Material for this task -
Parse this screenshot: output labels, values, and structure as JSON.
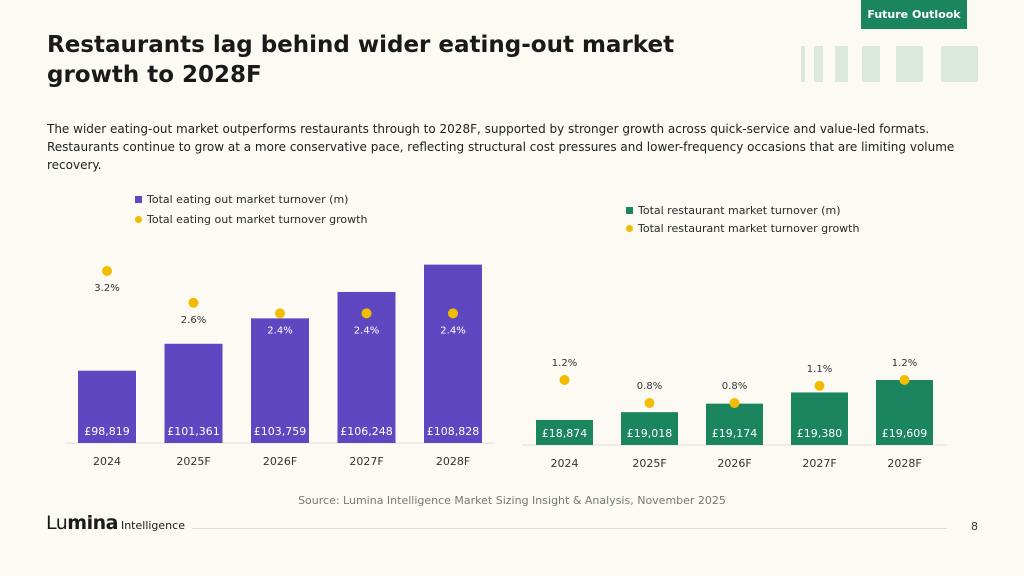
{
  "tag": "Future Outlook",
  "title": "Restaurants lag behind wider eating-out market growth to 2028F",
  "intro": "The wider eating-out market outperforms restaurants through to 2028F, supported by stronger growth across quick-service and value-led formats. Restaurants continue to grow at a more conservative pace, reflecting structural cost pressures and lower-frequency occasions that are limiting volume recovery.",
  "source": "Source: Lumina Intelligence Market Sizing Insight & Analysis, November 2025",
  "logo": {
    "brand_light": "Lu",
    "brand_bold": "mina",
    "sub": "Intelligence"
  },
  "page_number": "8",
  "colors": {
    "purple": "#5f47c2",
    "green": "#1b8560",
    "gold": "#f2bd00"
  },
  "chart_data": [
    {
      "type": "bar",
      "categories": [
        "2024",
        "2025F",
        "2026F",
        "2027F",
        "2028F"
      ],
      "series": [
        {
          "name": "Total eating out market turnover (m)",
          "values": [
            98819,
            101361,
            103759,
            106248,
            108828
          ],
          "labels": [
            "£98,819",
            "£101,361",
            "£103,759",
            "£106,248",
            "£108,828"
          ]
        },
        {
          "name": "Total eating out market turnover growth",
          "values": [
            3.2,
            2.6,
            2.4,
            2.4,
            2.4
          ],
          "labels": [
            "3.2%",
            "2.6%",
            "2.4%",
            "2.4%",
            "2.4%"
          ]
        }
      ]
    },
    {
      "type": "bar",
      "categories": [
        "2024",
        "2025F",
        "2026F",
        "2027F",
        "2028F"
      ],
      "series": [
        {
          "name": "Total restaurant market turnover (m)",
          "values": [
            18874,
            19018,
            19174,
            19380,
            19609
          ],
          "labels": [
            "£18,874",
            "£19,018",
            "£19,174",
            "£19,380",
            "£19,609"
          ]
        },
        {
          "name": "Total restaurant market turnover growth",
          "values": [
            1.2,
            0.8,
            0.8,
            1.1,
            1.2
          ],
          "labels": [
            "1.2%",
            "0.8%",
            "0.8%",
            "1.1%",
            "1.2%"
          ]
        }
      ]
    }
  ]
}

What needs to be done -
Only the number is needed: state how many lines in the listing contain "Intelligence".

Task response -
2